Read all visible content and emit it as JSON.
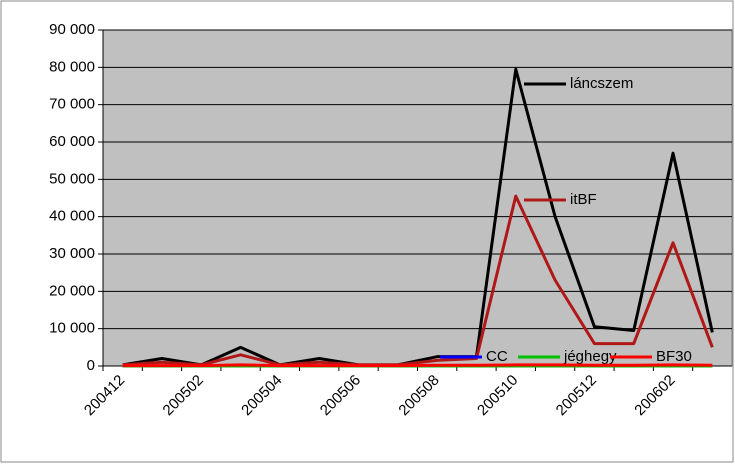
{
  "chart_data": {
    "type": "line",
    "categories": [
      "200412",
      null,
      "200502",
      null,
      "200504",
      null,
      "200506",
      null,
      "200508",
      null,
      "200510",
      null,
      "200512",
      null,
      "200602",
      null
    ],
    "series": [
      {
        "name": "láncszem",
        "color": "#000000",
        "values": [
          300,
          2000,
          300,
          5000,
          300,
          2000,
          300,
          300,
          2500,
          2500,
          79500,
          40000,
          10500,
          9500,
          57000,
          9000
        ]
      },
      {
        "name": "itBF",
        "color": "#b01818",
        "values": [
          300,
          1000,
          300,
          3000,
          300,
          1000,
          300,
          300,
          1500,
          2000,
          45500,
          23000,
          6000,
          6000,
          33000,
          5000
        ]
      },
      {
        "name": "CC",
        "color": "#0000ff",
        "values": [
          0,
          0,
          0,
          200,
          0,
          0,
          0,
          0,
          0,
          0,
          0,
          0,
          0,
          0,
          0,
          0
        ]
      },
      {
        "name": "jéghegy",
        "color": "#00c000",
        "values": [
          0,
          0,
          0,
          0,
          0,
          0,
          0,
          0,
          0,
          0,
          0,
          0,
          0,
          0,
          0,
          0
        ]
      },
      {
        "name": "BF30",
        "color": "#ff0000",
        "values": [
          100,
          100,
          100,
          300,
          100,
          100,
          100,
          100,
          200,
          200,
          300,
          300,
          200,
          200,
          300,
          200
        ]
      }
    ],
    "ylim": [
      0,
      90000
    ],
    "yticks": [
      {
        "value": 0,
        "label": "0"
      },
      {
        "value": 10000,
        "label": "10 000"
      },
      {
        "value": 20000,
        "label": "20 000"
      },
      {
        "value": 30000,
        "label": "30 000"
      },
      {
        "value": 40000,
        "label": "40 000"
      },
      {
        "value": 50000,
        "label": "50 000"
      },
      {
        "value": 60000,
        "label": "60 000"
      },
      {
        "value": 70000,
        "label": "70 000"
      },
      {
        "value": 80000,
        "label": "80 000"
      },
      {
        "value": 90000,
        "label": "90 000"
      }
    ],
    "grid": true
  }
}
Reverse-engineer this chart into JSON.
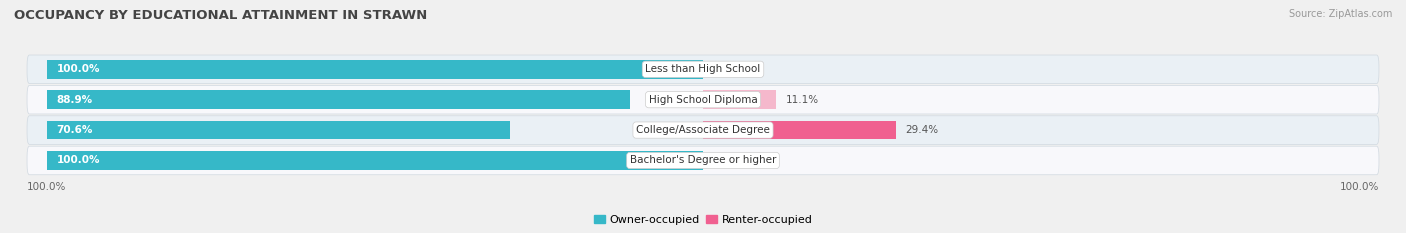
{
  "title": "OCCUPANCY BY EDUCATIONAL ATTAINMENT IN STRAWN",
  "source": "Source: ZipAtlas.com",
  "categories": [
    "Less than High School",
    "High School Diploma",
    "College/Associate Degree",
    "Bachelor's Degree or higher"
  ],
  "owner_values": [
    100.0,
    88.9,
    70.6,
    100.0
  ],
  "renter_values": [
    0.0,
    11.1,
    29.4,
    0.0
  ],
  "owner_color": "#36b8c8",
  "renter_color_high": "#f06090",
  "renter_color_low": "#f5b8cc",
  "row_bg_odd": "#eaf0f5",
  "row_bg_even": "#f8f8fb",
  "title_fontsize": 9.5,
  "label_fontsize": 7.5,
  "tick_fontsize": 7.5,
  "source_fontsize": 7,
  "x_axis_left_label": "100.0%",
  "x_axis_right_label": "100.0%",
  "renter_threshold": 15
}
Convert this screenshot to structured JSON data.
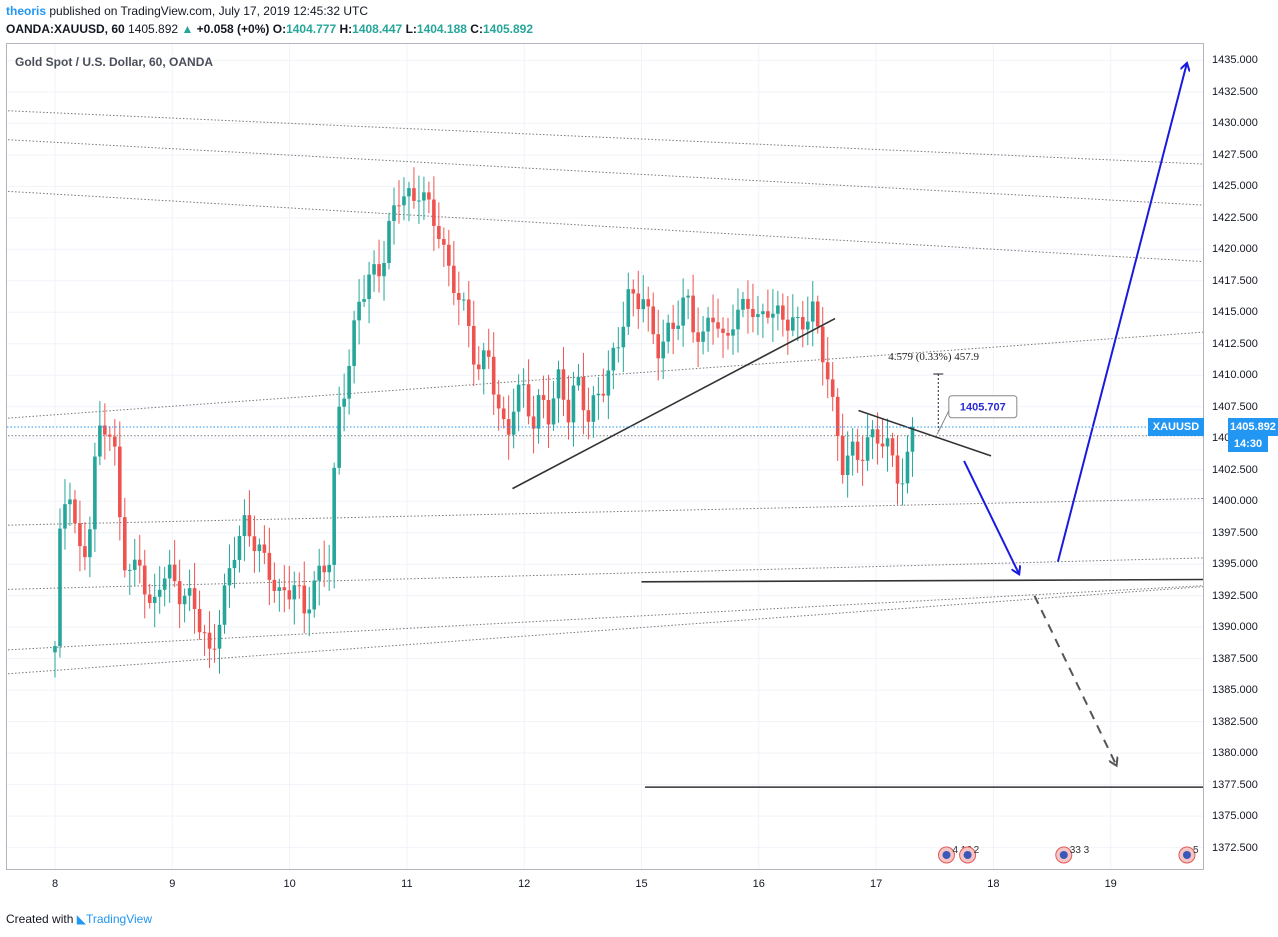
{
  "header": {
    "user": "theoris",
    "published": "published on TradingView.com, July 17, 2019 12:45:32 UTC",
    "symbol": "OANDA:XAUUSD, 60",
    "last": "1405.892",
    "change": "+0.058 (+0%)",
    "o_label": "O:",
    "o": "1404.777",
    "h_label": "H:",
    "h": "1408.447",
    "l_label": "L:",
    "l": "1404.188",
    "c_label": "C:",
    "c": "1405.892"
  },
  "footer": {
    "created_with": "Created with",
    "brand": "TradingView"
  },
  "badges": {
    "symbol": "XAUUSD",
    "price": "1405.892",
    "time": "14:30"
  },
  "colors": {
    "up": "#26a69a",
    "down": "#ef5350",
    "accent": "#2196f3",
    "arrow": "#1a1adf"
  },
  "chart_data": {
    "type": "candlestick",
    "title": "Gold Spot / U.S. Dollar, 60, OANDA",
    "y_ticks": [
      1435,
      1432.5,
      1430,
      1427.5,
      1425,
      1422.5,
      1420,
      1417.5,
      1415,
      1412.5,
      1410,
      1407.5,
      1405,
      1402.5,
      1400,
      1397.5,
      1395,
      1392.5,
      1390,
      1387.5,
      1385,
      1382.5,
      1380,
      1377.5,
      1375,
      1372.5
    ],
    "ylim": [
      1370.8,
      1436.3
    ],
    "x_labels": [
      "8",
      "9",
      "10",
      "11",
      "12",
      "15",
      "16",
      "17",
      "18",
      "19"
    ],
    "x_label_days": [
      0,
      1,
      2,
      3,
      4,
      5,
      6,
      7,
      8,
      9
    ],
    "last_price": 1405.892,
    "segments": [
      [
        0,
        1388
      ],
      [
        0.05,
        1398
      ],
      [
        0.12,
        1401.5
      ],
      [
        0.2,
        1396
      ],
      [
        0.28,
        1397
      ],
      [
        0.35,
        1404
      ],
      [
        0.4,
        1406.5
      ],
      [
        0.5,
        1404
      ],
      [
        0.58,
        1395.5
      ],
      [
        0.65,
        1394
      ],
      [
        0.72,
        1396
      ],
      [
        0.82,
        1391
      ],
      [
        0.9,
        1394
      ],
      [
        1.0,
        1393.5
      ],
      [
        1.08,
        1392
      ],
      [
        1.18,
        1392.5
      ],
      [
        1.32,
        1388
      ],
      [
        1.42,
        1391
      ],
      [
        1.52,
        1395.5
      ],
      [
        1.62,
        1398
      ],
      [
        1.72,
        1397
      ],
      [
        1.82,
        1395
      ],
      [
        1.92,
        1392
      ],
      [
        2.05,
        1393
      ],
      [
        2.12,
        1391
      ],
      [
        2.22,
        1394
      ],
      [
        2.3,
        1395.5
      ],
      [
        2.35,
        1396
      ],
      [
        2.4,
        1406
      ],
      [
        2.5,
        1410
      ],
      [
        2.6,
        1416
      ],
      [
        2.68,
        1418
      ],
      [
        2.78,
        1419
      ],
      [
        2.85,
        1422
      ],
      [
        2.95,
        1424.5
      ],
      [
        3.05,
        1423
      ],
      [
        3.12,
        1425
      ],
      [
        3.2,
        1423
      ],
      [
        3.28,
        1422
      ],
      [
        3.35,
        1418.5
      ],
      [
        3.45,
        1416
      ],
      [
        3.52,
        1413.5
      ],
      [
        3.6,
        1410
      ],
      [
        3.7,
        1412
      ],
      [
        3.78,
        1407.5
      ],
      [
        3.85,
        1405.5
      ],
      [
        3.92,
        1408
      ],
      [
        4.0,
        1408.5
      ],
      [
        4.08,
        1405.5
      ],
      [
        4.15,
        1408.5
      ],
      [
        4.22,
        1407
      ],
      [
        4.3,
        1410.5
      ],
      [
        4.38,
        1407
      ],
      [
        4.45,
        1409.5
      ],
      [
        4.55,
        1406
      ],
      [
        4.62,
        1408
      ],
      [
        4.7,
        1410
      ],
      [
        4.8,
        1413
      ],
      [
        4.88,
        1416.5
      ],
      [
        4.95,
        1415.5
      ],
      [
        5.02,
        1416
      ],
      [
        5.08,
        1413
      ],
      [
        5.15,
        1412
      ],
      [
        5.22,
        1413.5
      ],
      [
        5.3,
        1415
      ],
      [
        5.38,
        1416.5
      ],
      [
        5.45,
        1413.5
      ],
      [
        5.52,
        1412
      ],
      [
        5.6,
        1415
      ],
      [
        5.7,
        1412.5
      ],
      [
        5.78,
        1415
      ],
      [
        5.85,
        1415.5
      ],
      [
        5.92,
        1416
      ],
      [
        6.0,
        1413.5
      ],
      [
        6.08,
        1415
      ],
      [
        6.18,
        1414.5
      ],
      [
        6.28,
        1415
      ],
      [
        6.35,
        1414
      ],
      [
        6.45,
        1415.5
      ],
      [
        6.5,
        1413
      ],
      [
        6.58,
        1410
      ],
      [
        6.65,
        1406
      ],
      [
        6.72,
        1403
      ],
      [
        6.78,
        1404.5
      ],
      [
        6.85,
        1404
      ],
      [
        6.92,
        1404.5
      ],
      [
        7.0,
        1405
      ],
      [
        7.08,
        1404
      ],
      [
        7.15,
        1403
      ],
      [
        7.22,
        1401.5
      ],
      [
        7.28,
        1404
      ],
      [
        7.34,
        1405.892
      ]
    ],
    "trend_lines": [
      {
        "name": "rising-trendline",
        "x1": 3.9,
        "y1": 1401,
        "x2": 6.65,
        "y2": 1414.5,
        "style": "solid"
      },
      {
        "name": "falling-trendline",
        "x1": 6.85,
        "y1": 1407.2,
        "x2": 7.98,
        "y2": 1403.6,
        "style": "solid"
      },
      {
        "name": "support-line",
        "x1": 5.0,
        "y1": 1393.6,
        "x2": 10.2,
        "y2": 1393.8,
        "style": "solid"
      },
      {
        "name": "target-line",
        "x1": 5.03,
        "y1": 1377.3,
        "x2": 10.2,
        "y2": 1377.3,
        "style": "solid"
      }
    ],
    "channel_lines": [
      {
        "x1": -0.4,
        "y1": 1431,
        "x2": 10.2,
        "y2": 1426.6
      },
      {
        "x1": -0.4,
        "y1": 1428.7,
        "x2": 10.2,
        "y2": 1423.3
      },
      {
        "x1": -0.4,
        "y1": 1424.6,
        "x2": 10.2,
        "y2": 1418.8
      },
      {
        "x1": -0.4,
        "y1": 1406.6,
        "x2": 10.2,
        "y2": 1413.7
      },
      {
        "x1": -0.4,
        "y1": 1405.2,
        "x2": 10.2,
        "y2": 1405.2
      },
      {
        "x1": -0.4,
        "y1": 1398.1,
        "x2": 10.2,
        "y2": 1400.3
      },
      {
        "x1": -0.4,
        "y1": 1393,
        "x2": 10.2,
        "y2": 1395.6
      },
      {
        "x1": -0.4,
        "y1": 1388.2,
        "x2": 10.2,
        "y2": 1393.5
      },
      {
        "x1": -0.4,
        "y1": 1386.3,
        "x2": 10.2,
        "y2": 1393.5
      }
    ],
    "arrows": [
      {
        "name": "down-arrow",
        "x1": 7.75,
        "y1": 1403.2,
        "x2": 8.22,
        "y2": 1394.2,
        "style": "solid"
      },
      {
        "name": "up-arrow",
        "x1": 8.55,
        "y1": 1395.2,
        "x2": 9.65,
        "y2": 1434.8,
        "style": "solid"
      },
      {
        "name": "dashed-down-arrow",
        "x1": 8.35,
        "y1": 1392.5,
        "x2": 9.05,
        "y2": 1379,
        "style": "dashed"
      }
    ],
    "annotations": {
      "measure": "4.579 (0.33%) 457.9",
      "callout": "1405.707"
    },
    "events": [
      {
        "label": "4 12",
        "x": 7.6
      },
      {
        "label": "2",
        "x": 7.78
      },
      {
        "label": "33 3",
        "x": 8.6
      },
      {
        "label": "5",
        "x": 9.65
      }
    ]
  }
}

Task: Search the data for "symbol". Copy every line that has it.

Reply:
    "symbol": "OANDA:XAUUSD, 60",
    "symbol": "XAUUSD",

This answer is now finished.